--- START Given information ---

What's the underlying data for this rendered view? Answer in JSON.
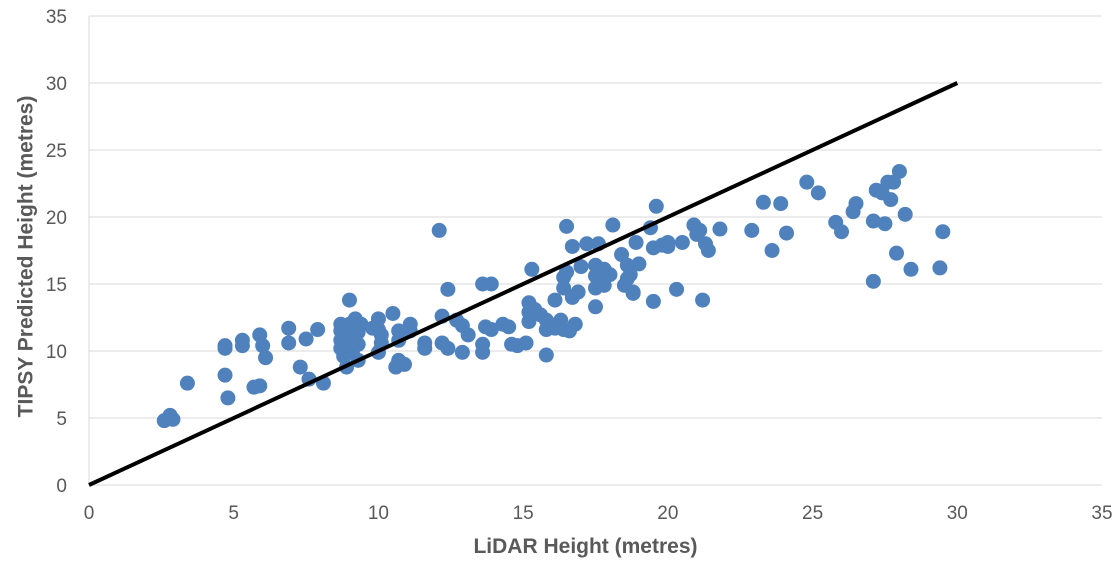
{
  "chart_data": {
    "type": "scatter",
    "xlabel": "LiDAR Height (metres)",
    "ylabel": "TIPSY Predicted Height (metres)",
    "xlim": [
      0,
      35
    ],
    "ylim": [
      0,
      35
    ],
    "x_ticks": [
      "0",
      "5",
      "10",
      "15",
      "20",
      "25",
      "30",
      "35"
    ],
    "y_ticks": [
      "0",
      "5",
      "10",
      "15",
      "20",
      "25",
      "30",
      "35"
    ],
    "grid": "horizontal",
    "legend": "none",
    "colors": {
      "points": "#4f81bd",
      "line": "#000000",
      "grid": "#d9d9d9",
      "text": "#595959"
    },
    "line": {
      "x": [
        0,
        30
      ],
      "y": [
        0,
        30
      ]
    },
    "points": [
      [
        2.6,
        4.8
      ],
      [
        2.8,
        5.2
      ],
      [
        2.9,
        4.9
      ],
      [
        3.4,
        7.6
      ],
      [
        4.7,
        10.4
      ],
      [
        4.7,
        10.2
      ],
      [
        4.7,
        8.2
      ],
      [
        4.8,
        6.5
      ],
      [
        5.3,
        10.8
      ],
      [
        5.3,
        10.4
      ],
      [
        5.7,
        7.3
      ],
      [
        5.9,
        7.4
      ],
      [
        5.9,
        11.2
      ],
      [
        6.0,
        10.4
      ],
      [
        6.1,
        9.5
      ],
      [
        6.9,
        11.7
      ],
      [
        6.9,
        10.6
      ],
      [
        7.3,
        8.8
      ],
      [
        7.5,
        10.9
      ],
      [
        7.6,
        7.9
      ],
      [
        7.9,
        11.6
      ],
      [
        8.1,
        7.6
      ],
      [
        8.7,
        12.0
      ],
      [
        8.7,
        11.5
      ],
      [
        8.7,
        10.8
      ],
      [
        8.7,
        10.2
      ],
      [
        8.8,
        9.6
      ],
      [
        8.9,
        8.8
      ],
      [
        9.0,
        13.8
      ],
      [
        9.0,
        12.0
      ],
      [
        9.1,
        11.1
      ],
      [
        9.1,
        10.4
      ],
      [
        9.1,
        9.9
      ],
      [
        9.2,
        12.4
      ],
      [
        9.3,
        11.4
      ],
      [
        9.3,
        10.5
      ],
      [
        9.3,
        9.3
      ],
      [
        9.4,
        12.0
      ],
      [
        9.8,
        11.7
      ],
      [
        10.0,
        12.4
      ],
      [
        10.0,
        11.6
      ],
      [
        10.0,
        9.9
      ],
      [
        10.1,
        11.2
      ],
      [
        10.1,
        10.6
      ],
      [
        10.5,
        12.8
      ],
      [
        10.6,
        8.8
      ],
      [
        10.7,
        10.8
      ],
      [
        10.7,
        9.3
      ],
      [
        10.7,
        11.5
      ],
      [
        10.9,
        9.0
      ],
      [
        11.1,
        12.0
      ],
      [
        11.1,
        11.5
      ],
      [
        11.6,
        10.6
      ],
      [
        11.6,
        10.2
      ],
      [
        12.1,
        19.0
      ],
      [
        12.2,
        12.6
      ],
      [
        12.2,
        10.6
      ],
      [
        12.4,
        14.6
      ],
      [
        12.4,
        10.2
      ],
      [
        12.7,
        12.3
      ],
      [
        12.9,
        11.9
      ],
      [
        12.9,
        9.9
      ],
      [
        13.1,
        11.2
      ],
      [
        13.6,
        15.0
      ],
      [
        13.6,
        10.5
      ],
      [
        13.6,
        9.9
      ],
      [
        13.7,
        11.8
      ],
      [
        13.9,
        15.0
      ],
      [
        13.9,
        11.6
      ],
      [
        14.3,
        12.0
      ],
      [
        14.5,
        11.8
      ],
      [
        14.6,
        10.5
      ],
      [
        14.8,
        10.4
      ],
      [
        15.1,
        10.6
      ],
      [
        15.2,
        13.6
      ],
      [
        15.2,
        12.9
      ],
      [
        15.2,
        12.2
      ],
      [
        15.3,
        16.1
      ],
      [
        15.4,
        13.1
      ],
      [
        15.6,
        12.7
      ],
      [
        15.8,
        12.3
      ],
      [
        15.8,
        11.6
      ],
      [
        15.8,
        9.7
      ],
      [
        16.1,
        13.8
      ],
      [
        16.1,
        11.7
      ],
      [
        16.3,
        12.3
      ],
      [
        16.4,
        15.5
      ],
      [
        16.4,
        14.7
      ],
      [
        16.4,
        11.6
      ],
      [
        16.5,
        19.3
      ],
      [
        16.5,
        15.9
      ],
      [
        16.6,
        11.5
      ],
      [
        16.7,
        17.8
      ],
      [
        16.7,
        14.0
      ],
      [
        16.8,
        12.0
      ],
      [
        16.9,
        14.4
      ],
      [
        17.0,
        16.3
      ],
      [
        17.2,
        18.0
      ],
      [
        17.5,
        16.4
      ],
      [
        17.5,
        15.6
      ],
      [
        17.5,
        14.7
      ],
      [
        17.5,
        13.3
      ],
      [
        17.6,
        18.0
      ],
      [
        17.6,
        15.8
      ],
      [
        17.8,
        16.1
      ],
      [
        17.8,
        14.9
      ],
      [
        18.0,
        15.7
      ],
      [
        18.1,
        19.4
      ],
      [
        18.4,
        17.2
      ],
      [
        18.5,
        14.9
      ],
      [
        18.6,
        16.4
      ],
      [
        18.6,
        15.4
      ],
      [
        18.7,
        15.7
      ],
      [
        18.8,
        14.4
      ],
      [
        18.8,
        14.3
      ],
      [
        18.9,
        18.1
      ],
      [
        19.0,
        16.5
      ],
      [
        19.4,
        19.2
      ],
      [
        19.5,
        17.7
      ],
      [
        19.5,
        13.7
      ],
      [
        19.6,
        20.8
      ],
      [
        19.8,
        17.9
      ],
      [
        20.0,
        17.8
      ],
      [
        20.0,
        18.1
      ],
      [
        20.3,
        14.6
      ],
      [
        20.5,
        18.1
      ],
      [
        20.9,
        19.4
      ],
      [
        21.0,
        18.7
      ],
      [
        21.1,
        19.0
      ],
      [
        21.2,
        13.8
      ],
      [
        21.3,
        18.0
      ],
      [
        21.4,
        17.5
      ],
      [
        21.8,
        19.1
      ],
      [
        22.9,
        19.0
      ],
      [
        23.3,
        21.1
      ],
      [
        23.6,
        17.5
      ],
      [
        23.9,
        21.0
      ],
      [
        24.1,
        18.8
      ],
      [
        24.8,
        22.6
      ],
      [
        25.2,
        21.8
      ],
      [
        25.8,
        19.6
      ],
      [
        26.0,
        18.9
      ],
      [
        26.4,
        20.4
      ],
      [
        26.5,
        21.0
      ],
      [
        27.1,
        19.7
      ],
      [
        27.1,
        15.2
      ],
      [
        27.2,
        22.0
      ],
      [
        27.4,
        21.8
      ],
      [
        27.5,
        19.5
      ],
      [
        27.6,
        22.6
      ],
      [
        27.7,
        21.3
      ],
      [
        27.8,
        22.6
      ],
      [
        27.9,
        17.3
      ],
      [
        28.0,
        23.4
      ],
      [
        28.2,
        20.2
      ],
      [
        28.4,
        16.1
      ],
      [
        29.4,
        16.2
      ],
      [
        29.5,
        18.9
      ]
    ]
  }
}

--- END Given information ---

Retype the whole listing exactly and leave the pictures out.

What's the underlying data for this rendered view? Answer in JSON.
{
  "chart_data": {
    "type": "scatter",
    "xlabel": "LiDAR Height (metres)",
    "ylabel": "TIPSY Predicted Height (metres)",
    "xlim": [
      0,
      35
    ],
    "ylim": [
      0,
      35
    ],
    "x_ticks": [
      "0",
      "5",
      "10",
      "15",
      "20",
      "25",
      "30",
      "35"
    ],
    "y_ticks": [
      "0",
      "5",
      "10",
      "15",
      "20",
      "25",
      "30",
      "35"
    ],
    "grid": "horizontal",
    "legend": "none",
    "colors": {
      "points": "#4f81bd",
      "line": "#000000",
      "grid": "#d9d9d9",
      "text": "#595959"
    },
    "line": {
      "x": [
        0,
        30
      ],
      "y": [
        0,
        30
      ]
    },
    "points": [
      [
        2.6,
        4.8
      ],
      [
        2.8,
        5.2
      ],
      [
        2.9,
        4.9
      ],
      [
        3.4,
        7.6
      ],
      [
        4.7,
        10.4
      ],
      [
        4.7,
        10.2
      ],
      [
        4.7,
        8.2
      ],
      [
        4.8,
        6.5
      ],
      [
        5.3,
        10.8
      ],
      [
        5.3,
        10.4
      ],
      [
        5.7,
        7.3
      ],
      [
        5.9,
        7.4
      ],
      [
        5.9,
        11.2
      ],
      [
        6.0,
        10.4
      ],
      [
        6.1,
        9.5
      ],
      [
        6.9,
        11.7
      ],
      [
        6.9,
        10.6
      ],
      [
        7.3,
        8.8
      ],
      [
        7.5,
        10.9
      ],
      [
        7.6,
        7.9
      ],
      [
        7.9,
        11.6
      ],
      [
        8.1,
        7.6
      ],
      [
        8.7,
        12.0
      ],
      [
        8.7,
        11.5
      ],
      [
        8.7,
        10.8
      ],
      [
        8.7,
        10.2
      ],
      [
        8.8,
        9.6
      ],
      [
        8.9,
        8.8
      ],
      [
        9.0,
        13.8
      ],
      [
        9.0,
        12.0
      ],
      [
        9.1,
        11.1
      ],
      [
        9.1,
        10.4
      ],
      [
        9.1,
        9.9
      ],
      [
        9.2,
        12.4
      ],
      [
        9.3,
        11.4
      ],
      [
        9.3,
        10.5
      ],
      [
        9.3,
        9.3
      ],
      [
        9.4,
        12.0
      ],
      [
        9.8,
        11.7
      ],
      [
        10.0,
        12.4
      ],
      [
        10.0,
        11.6
      ],
      [
        10.0,
        9.9
      ],
      [
        10.1,
        11.2
      ],
      [
        10.1,
        10.6
      ],
      [
        10.5,
        12.8
      ],
      [
        10.6,
        8.8
      ],
      [
        10.7,
        10.8
      ],
      [
        10.7,
        9.3
      ],
      [
        10.7,
        11.5
      ],
      [
        10.9,
        9.0
      ],
      [
        11.1,
        12.0
      ],
      [
        11.1,
        11.5
      ],
      [
        11.6,
        10.6
      ],
      [
        11.6,
        10.2
      ],
      [
        12.1,
        19.0
      ],
      [
        12.2,
        12.6
      ],
      [
        12.2,
        10.6
      ],
      [
        12.4,
        14.6
      ],
      [
        12.4,
        10.2
      ],
      [
        12.7,
        12.3
      ],
      [
        12.9,
        11.9
      ],
      [
        12.9,
        9.9
      ],
      [
        13.1,
        11.2
      ],
      [
        13.6,
        15.0
      ],
      [
        13.6,
        10.5
      ],
      [
        13.6,
        9.9
      ],
      [
        13.7,
        11.8
      ],
      [
        13.9,
        15.0
      ],
      [
        13.9,
        11.6
      ],
      [
        14.3,
        12.0
      ],
      [
        14.5,
        11.8
      ],
      [
        14.6,
        10.5
      ],
      [
        14.8,
        10.4
      ],
      [
        15.1,
        10.6
      ],
      [
        15.2,
        13.6
      ],
      [
        15.2,
        12.9
      ],
      [
        15.2,
        12.2
      ],
      [
        15.3,
        16.1
      ],
      [
        15.4,
        13.1
      ],
      [
        15.6,
        12.7
      ],
      [
        15.8,
        12.3
      ],
      [
        15.8,
        11.6
      ],
      [
        15.8,
        9.7
      ],
      [
        16.1,
        13.8
      ],
      [
        16.1,
        11.7
      ],
      [
        16.3,
        12.3
      ],
      [
        16.4,
        15.5
      ],
      [
        16.4,
        14.7
      ],
      [
        16.4,
        11.6
      ],
      [
        16.5,
        19.3
      ],
      [
        16.5,
        15.9
      ],
      [
        16.6,
        11.5
      ],
      [
        16.7,
        17.8
      ],
      [
        16.7,
        14.0
      ],
      [
        16.8,
        12.0
      ],
      [
        16.9,
        14.4
      ],
      [
        17.0,
        16.3
      ],
      [
        17.2,
        18.0
      ],
      [
        17.5,
        16.4
      ],
      [
        17.5,
        15.6
      ],
      [
        17.5,
        14.7
      ],
      [
        17.5,
        13.3
      ],
      [
        17.6,
        18.0
      ],
      [
        17.6,
        15.8
      ],
      [
        17.8,
        16.1
      ],
      [
        17.8,
        14.9
      ],
      [
        18.0,
        15.7
      ],
      [
        18.1,
        19.4
      ],
      [
        18.4,
        17.2
      ],
      [
        18.5,
        14.9
      ],
      [
        18.6,
        16.4
      ],
      [
        18.6,
        15.4
      ],
      [
        18.7,
        15.7
      ],
      [
        18.8,
        14.4
      ],
      [
        18.8,
        14.3
      ],
      [
        18.9,
        18.1
      ],
      [
        19.0,
        16.5
      ],
      [
        19.4,
        19.2
      ],
      [
        19.5,
        17.7
      ],
      [
        19.5,
        13.7
      ],
      [
        19.6,
        20.8
      ],
      [
        19.8,
        17.9
      ],
      [
        20.0,
        17.8
      ],
      [
        20.0,
        18.1
      ],
      [
        20.3,
        14.6
      ],
      [
        20.5,
        18.1
      ],
      [
        20.9,
        19.4
      ],
      [
        21.0,
        18.7
      ],
      [
        21.1,
        19.0
      ],
      [
        21.2,
        13.8
      ],
      [
        21.3,
        18.0
      ],
      [
        21.4,
        17.5
      ],
      [
        21.8,
        19.1
      ],
      [
        22.9,
        19.0
      ],
      [
        23.3,
        21.1
      ],
      [
        23.6,
        17.5
      ],
      [
        23.9,
        21.0
      ],
      [
        24.1,
        18.8
      ],
      [
        24.8,
        22.6
      ],
      [
        25.2,
        21.8
      ],
      [
        25.8,
        19.6
      ],
      [
        26.0,
        18.9
      ],
      [
        26.4,
        20.4
      ],
      [
        26.5,
        21.0
      ],
      [
        27.1,
        19.7
      ],
      [
        27.1,
        15.2
      ],
      [
        27.2,
        22.0
      ],
      [
        27.4,
        21.8
      ],
      [
        27.5,
        19.5
      ],
      [
        27.6,
        22.6
      ],
      [
        27.7,
        21.3
      ],
      [
        27.8,
        22.6
      ],
      [
        27.9,
        17.3
      ],
      [
        28.0,
        23.4
      ],
      [
        28.2,
        20.2
      ],
      [
        28.4,
        16.1
      ],
      [
        29.4,
        16.2
      ],
      [
        29.5,
        18.9
      ]
    ]
  }
}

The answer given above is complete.